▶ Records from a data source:
━━━━━━━━━━━━━━━━

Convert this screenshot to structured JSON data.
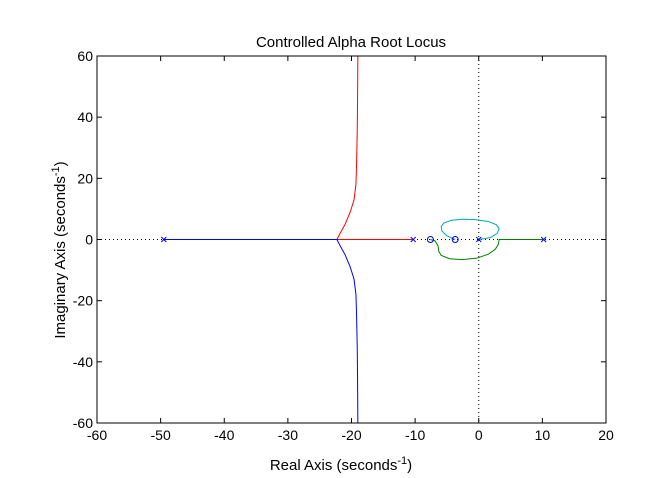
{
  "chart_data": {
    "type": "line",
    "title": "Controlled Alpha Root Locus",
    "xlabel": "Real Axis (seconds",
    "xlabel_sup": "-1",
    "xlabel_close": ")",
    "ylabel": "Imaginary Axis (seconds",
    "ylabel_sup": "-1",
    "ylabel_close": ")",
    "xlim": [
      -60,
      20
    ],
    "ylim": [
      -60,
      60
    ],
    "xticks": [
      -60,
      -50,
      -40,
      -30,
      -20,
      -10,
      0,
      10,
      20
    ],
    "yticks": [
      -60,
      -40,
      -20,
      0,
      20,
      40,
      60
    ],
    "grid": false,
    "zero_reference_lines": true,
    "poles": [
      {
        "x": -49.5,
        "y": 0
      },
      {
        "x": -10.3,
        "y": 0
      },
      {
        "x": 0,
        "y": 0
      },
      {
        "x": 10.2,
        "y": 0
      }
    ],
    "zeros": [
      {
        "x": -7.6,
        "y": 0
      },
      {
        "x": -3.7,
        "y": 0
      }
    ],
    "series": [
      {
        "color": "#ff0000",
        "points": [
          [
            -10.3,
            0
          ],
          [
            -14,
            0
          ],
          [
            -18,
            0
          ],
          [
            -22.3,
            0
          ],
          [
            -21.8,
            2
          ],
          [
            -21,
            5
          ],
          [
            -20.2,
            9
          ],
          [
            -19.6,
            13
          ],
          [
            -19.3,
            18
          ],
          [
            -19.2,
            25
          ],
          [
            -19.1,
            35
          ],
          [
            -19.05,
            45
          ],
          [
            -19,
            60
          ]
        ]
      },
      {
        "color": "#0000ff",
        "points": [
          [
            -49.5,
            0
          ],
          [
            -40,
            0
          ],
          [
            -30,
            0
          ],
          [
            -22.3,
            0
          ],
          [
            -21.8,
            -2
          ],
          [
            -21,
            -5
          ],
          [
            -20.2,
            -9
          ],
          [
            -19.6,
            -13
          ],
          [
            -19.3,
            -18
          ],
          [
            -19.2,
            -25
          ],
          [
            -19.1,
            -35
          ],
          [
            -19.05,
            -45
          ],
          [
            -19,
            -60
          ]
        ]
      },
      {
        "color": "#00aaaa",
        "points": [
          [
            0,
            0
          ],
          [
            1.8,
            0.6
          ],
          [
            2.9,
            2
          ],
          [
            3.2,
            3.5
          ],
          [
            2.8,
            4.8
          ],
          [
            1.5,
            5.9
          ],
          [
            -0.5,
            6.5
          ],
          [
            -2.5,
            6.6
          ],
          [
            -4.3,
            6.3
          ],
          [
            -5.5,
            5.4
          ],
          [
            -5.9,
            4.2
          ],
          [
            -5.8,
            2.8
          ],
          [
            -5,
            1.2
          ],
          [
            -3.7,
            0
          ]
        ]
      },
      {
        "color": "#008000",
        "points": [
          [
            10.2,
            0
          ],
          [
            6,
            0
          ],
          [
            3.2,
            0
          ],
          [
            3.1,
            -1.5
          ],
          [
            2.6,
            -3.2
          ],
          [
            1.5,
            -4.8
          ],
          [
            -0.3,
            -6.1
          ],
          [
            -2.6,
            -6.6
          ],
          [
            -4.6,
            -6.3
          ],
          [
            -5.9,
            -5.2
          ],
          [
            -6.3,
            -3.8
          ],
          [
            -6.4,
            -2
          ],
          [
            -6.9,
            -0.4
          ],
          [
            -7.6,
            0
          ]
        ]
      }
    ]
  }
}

━━━━━━━━━━━━━━━━

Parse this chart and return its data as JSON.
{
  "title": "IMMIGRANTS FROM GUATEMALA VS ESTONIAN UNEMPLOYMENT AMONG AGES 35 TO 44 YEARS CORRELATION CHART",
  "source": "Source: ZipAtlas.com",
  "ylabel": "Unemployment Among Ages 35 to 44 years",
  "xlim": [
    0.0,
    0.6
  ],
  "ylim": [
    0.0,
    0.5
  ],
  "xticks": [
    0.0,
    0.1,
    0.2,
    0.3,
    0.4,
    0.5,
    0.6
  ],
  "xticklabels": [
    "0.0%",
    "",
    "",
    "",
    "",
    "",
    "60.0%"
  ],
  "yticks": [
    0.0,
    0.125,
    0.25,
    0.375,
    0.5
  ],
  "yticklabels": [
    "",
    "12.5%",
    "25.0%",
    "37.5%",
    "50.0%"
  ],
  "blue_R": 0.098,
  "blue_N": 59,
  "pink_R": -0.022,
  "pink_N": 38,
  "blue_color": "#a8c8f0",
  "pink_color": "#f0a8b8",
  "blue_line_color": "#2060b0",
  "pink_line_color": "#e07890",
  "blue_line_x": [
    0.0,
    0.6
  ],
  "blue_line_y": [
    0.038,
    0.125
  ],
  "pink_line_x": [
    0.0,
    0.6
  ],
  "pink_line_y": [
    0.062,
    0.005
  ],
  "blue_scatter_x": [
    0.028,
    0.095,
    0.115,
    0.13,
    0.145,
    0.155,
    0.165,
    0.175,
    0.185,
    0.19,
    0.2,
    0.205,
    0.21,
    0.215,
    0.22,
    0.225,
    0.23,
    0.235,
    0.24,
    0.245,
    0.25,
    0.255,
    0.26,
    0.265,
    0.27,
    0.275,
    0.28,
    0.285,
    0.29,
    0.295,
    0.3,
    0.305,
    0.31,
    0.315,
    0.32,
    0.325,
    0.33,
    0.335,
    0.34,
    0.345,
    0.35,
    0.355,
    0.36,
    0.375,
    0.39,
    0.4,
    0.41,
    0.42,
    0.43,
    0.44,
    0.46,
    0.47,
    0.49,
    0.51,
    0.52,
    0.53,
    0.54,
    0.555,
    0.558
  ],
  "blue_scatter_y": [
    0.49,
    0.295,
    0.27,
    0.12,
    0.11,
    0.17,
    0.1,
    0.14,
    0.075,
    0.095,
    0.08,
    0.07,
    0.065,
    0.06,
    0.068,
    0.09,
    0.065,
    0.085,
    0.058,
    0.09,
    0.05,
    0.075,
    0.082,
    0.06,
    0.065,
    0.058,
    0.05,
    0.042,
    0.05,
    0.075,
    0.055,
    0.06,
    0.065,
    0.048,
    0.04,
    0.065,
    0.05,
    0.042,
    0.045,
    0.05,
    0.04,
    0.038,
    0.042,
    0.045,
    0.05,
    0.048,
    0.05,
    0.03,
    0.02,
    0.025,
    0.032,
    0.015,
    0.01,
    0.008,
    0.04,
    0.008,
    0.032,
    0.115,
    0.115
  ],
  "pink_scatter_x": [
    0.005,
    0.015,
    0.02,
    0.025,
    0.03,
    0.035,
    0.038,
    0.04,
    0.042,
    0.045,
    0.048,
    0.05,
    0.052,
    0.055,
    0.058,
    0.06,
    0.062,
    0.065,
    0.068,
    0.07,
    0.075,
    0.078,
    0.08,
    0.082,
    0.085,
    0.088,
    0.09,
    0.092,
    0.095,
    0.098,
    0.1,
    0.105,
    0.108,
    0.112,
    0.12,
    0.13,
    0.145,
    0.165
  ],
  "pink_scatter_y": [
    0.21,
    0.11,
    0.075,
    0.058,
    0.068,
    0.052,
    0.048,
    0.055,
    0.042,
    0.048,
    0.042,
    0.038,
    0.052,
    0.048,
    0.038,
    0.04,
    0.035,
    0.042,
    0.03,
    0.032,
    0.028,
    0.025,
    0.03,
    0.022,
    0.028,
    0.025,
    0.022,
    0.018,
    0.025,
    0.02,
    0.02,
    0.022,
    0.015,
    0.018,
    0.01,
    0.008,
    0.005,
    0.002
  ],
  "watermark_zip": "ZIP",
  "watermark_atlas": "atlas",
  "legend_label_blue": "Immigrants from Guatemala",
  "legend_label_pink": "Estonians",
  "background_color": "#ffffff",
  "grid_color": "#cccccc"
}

━━━━━━━━━━━━━━━━

▶ DIRECTIONS: Which lines of the data include "Axis"? Copy each of them.

▶ ANSWER:
    "xlabel": "Real Axis (seconds",
    "ylabel": "Imaginary Axis (seconds",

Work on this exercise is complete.